**BRIEF**. Below are some records; reproduce every one of them exactly.

Stored data entries
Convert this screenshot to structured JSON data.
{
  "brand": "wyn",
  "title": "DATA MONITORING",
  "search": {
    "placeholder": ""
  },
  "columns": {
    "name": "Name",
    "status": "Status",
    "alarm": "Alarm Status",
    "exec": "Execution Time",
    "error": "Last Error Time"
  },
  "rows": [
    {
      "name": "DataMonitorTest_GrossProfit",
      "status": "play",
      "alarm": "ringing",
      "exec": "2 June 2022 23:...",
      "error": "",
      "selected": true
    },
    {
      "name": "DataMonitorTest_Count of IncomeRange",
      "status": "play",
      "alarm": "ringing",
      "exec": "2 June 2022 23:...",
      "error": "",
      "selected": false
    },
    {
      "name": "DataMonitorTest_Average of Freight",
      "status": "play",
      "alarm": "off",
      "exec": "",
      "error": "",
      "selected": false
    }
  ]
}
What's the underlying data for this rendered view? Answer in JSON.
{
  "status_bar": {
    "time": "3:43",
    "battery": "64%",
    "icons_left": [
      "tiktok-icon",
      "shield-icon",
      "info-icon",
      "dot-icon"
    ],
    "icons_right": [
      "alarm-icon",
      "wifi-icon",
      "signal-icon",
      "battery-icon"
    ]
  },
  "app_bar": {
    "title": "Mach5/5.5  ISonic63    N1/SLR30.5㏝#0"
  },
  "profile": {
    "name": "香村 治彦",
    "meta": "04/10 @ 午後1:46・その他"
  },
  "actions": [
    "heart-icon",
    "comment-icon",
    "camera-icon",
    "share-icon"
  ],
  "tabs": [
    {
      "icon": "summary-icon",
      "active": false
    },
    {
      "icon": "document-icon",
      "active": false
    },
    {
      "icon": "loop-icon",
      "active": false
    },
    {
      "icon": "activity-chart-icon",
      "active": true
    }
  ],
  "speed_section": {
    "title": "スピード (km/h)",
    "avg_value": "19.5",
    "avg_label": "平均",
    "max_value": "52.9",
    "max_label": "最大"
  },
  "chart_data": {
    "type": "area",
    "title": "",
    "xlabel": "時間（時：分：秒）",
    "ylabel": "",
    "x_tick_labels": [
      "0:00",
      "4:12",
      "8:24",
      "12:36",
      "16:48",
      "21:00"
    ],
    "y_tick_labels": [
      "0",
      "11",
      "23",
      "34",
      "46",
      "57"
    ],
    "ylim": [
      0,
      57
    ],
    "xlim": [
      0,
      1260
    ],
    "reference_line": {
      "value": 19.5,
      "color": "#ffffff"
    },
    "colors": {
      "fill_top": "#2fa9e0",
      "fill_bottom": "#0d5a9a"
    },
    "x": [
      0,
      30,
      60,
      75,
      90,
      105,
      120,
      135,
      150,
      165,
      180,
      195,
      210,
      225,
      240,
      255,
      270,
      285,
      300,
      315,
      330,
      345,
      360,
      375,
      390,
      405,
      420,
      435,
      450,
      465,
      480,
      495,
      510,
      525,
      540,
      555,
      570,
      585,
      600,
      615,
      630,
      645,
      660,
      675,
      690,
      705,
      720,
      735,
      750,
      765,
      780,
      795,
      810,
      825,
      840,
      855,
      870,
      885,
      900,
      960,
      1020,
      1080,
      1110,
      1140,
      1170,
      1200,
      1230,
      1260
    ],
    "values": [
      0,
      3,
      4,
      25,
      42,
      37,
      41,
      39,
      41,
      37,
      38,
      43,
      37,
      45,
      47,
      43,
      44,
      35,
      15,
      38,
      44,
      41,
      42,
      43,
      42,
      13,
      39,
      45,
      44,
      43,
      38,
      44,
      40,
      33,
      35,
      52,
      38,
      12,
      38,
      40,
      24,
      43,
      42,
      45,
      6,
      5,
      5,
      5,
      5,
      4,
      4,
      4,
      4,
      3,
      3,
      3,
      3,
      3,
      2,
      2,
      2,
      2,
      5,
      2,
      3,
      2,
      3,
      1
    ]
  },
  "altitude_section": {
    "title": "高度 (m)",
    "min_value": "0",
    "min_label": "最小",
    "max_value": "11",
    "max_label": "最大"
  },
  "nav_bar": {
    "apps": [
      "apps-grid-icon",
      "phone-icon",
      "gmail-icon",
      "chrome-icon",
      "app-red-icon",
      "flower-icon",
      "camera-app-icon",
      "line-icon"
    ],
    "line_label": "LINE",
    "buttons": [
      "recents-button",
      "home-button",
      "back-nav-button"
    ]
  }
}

**CORRECT RESULT**.
Convert this screenshot to structured JSON data.
{
  "brand": "wyn",
  "title": "DATA MONITORING",
  "search": {
    "placeholder": ""
  },
  "columns": {
    "name": "Name",
    "status": "Status",
    "alarm": "Alarm Status",
    "exec": "Execution Time",
    "error": "Last Error Time"
  },
  "rows": [
    {
      "name": "DataMonitorTest_GrossProfit",
      "status": "play",
      "alarm": "ringing",
      "exec": "2 June 2022 23:...",
      "error": "",
      "selected": true
    },
    {
      "name": "DataMonitorTest_Count of IncomeRange",
      "status": "play",
      "alarm": "ringing",
      "exec": "2 June 2022 23:...",
      "error": "",
      "selected": false
    },
    {
      "name": "DataMonitorTest_Average of Freight",
      "status": "play",
      "alarm": "off",
      "exec": "",
      "error": "",
      "selected": false
    }
  ]
}
What's the underlying data for this rendered view? Answer in JSON.
{
  "status_bar": {
    "time": "3:43",
    "battery": "64%",
    "icons_left": [
      "tiktok-icon",
      "shield-icon",
      "info-icon",
      "dot-icon"
    ],
    "icons_right": [
      "alarm-icon",
      "wifi-icon",
      "signal-icon",
      "battery-icon"
    ]
  },
  "app_bar": {
    "title": "Mach5/5.5  ISonic63    N1/SLR30.5㏝#0"
  },
  "profile": {
    "name": "香村 治彦",
    "meta": "04/10 @ 午後1:46・その他"
  },
  "actions": [
    "heart-icon",
    "comment-icon",
    "camera-icon",
    "share-icon"
  ],
  "tabs": [
    {
      "icon": "summary-icon",
      "active": false
    },
    {
      "icon": "document-icon",
      "active": false
    },
    {
      "icon": "loop-icon",
      "active": false
    },
    {
      "icon": "activity-chart-icon",
      "active": true
    }
  ],
  "speed_section": {
    "title": "スピード (km/h)",
    "avg_value": "19.5",
    "avg_label": "平均",
    "max_value": "52.9",
    "max_label": "最大"
  },
  "chart_data": {
    "type": "area",
    "title": "",
    "xlabel": "時間（時：分：秒）",
    "ylabel": "",
    "x_tick_labels": [
      "0:00",
      "4:12",
      "8:24",
      "12:36",
      "16:48",
      "21:00"
    ],
    "y_tick_labels": [
      "0",
      "11",
      "23",
      "34",
      "46",
      "57"
    ],
    "ylim": [
      0,
      57
    ],
    "xlim": [
      0,
      1260
    ],
    "reference_line": {
      "value": 19.5,
      "color": "#ffffff"
    },
    "colors": {
      "fill_top": "#2fa9e0",
      "fill_bottom": "#0d5a9a"
    },
    "x": [
      0,
      30,
      60,
      75,
      90,
      105,
      120,
      135,
      150,
      165,
      180,
      195,
      210,
      225,
      240,
      255,
      270,
      285,
      300,
      315,
      330,
      345,
      360,
      375,
      390,
      405,
      420,
      435,
      450,
      465,
      480,
      495,
      510,
      525,
      540,
      555,
      570,
      585,
      600,
      615,
      630,
      645,
      660,
      675,
      690,
      705,
      720,
      735,
      750,
      765,
      780,
      795,
      810,
      825,
      840,
      855,
      870,
      885,
      900,
      960,
      1020,
      1080,
      1110,
      1140,
      1170,
      1200,
      1230,
      1260
    ],
    "values": [
      0,
      3,
      4,
      25,
      42,
      37,
      41,
      39,
      41,
      37,
      38,
      43,
      37,
      45,
      47,
      43,
      44,
      35,
      15,
      38,
      44,
      41,
      42,
      43,
      42,
      13,
      39,
      45,
      44,
      43,
      38,
      44,
      40,
      33,
      35,
      52,
      38,
      12,
      38,
      40,
      24,
      43,
      42,
      45,
      6,
      5,
      5,
      5,
      5,
      4,
      4,
      4,
      4,
      3,
      3,
      3,
      3,
      3,
      2,
      2,
      2,
      2,
      5,
      2,
      3,
      2,
      3,
      1
    ]
  },
  "altitude_section": {
    "title": "高度 (m)",
    "min_value": "0",
    "min_label": "最小",
    "max_value": "11",
    "max_label": "最大"
  },
  "nav_bar": {
    "apps": [
      "apps-grid-icon",
      "phone-icon",
      "gmail-icon",
      "chrome-icon",
      "app-red-icon",
      "flower-icon",
      "camera-app-icon",
      "line-icon"
    ],
    "line_label": "LINE",
    "buttons": [
      "recents-button",
      "home-button",
      "back-nav-button"
    ]
  }
}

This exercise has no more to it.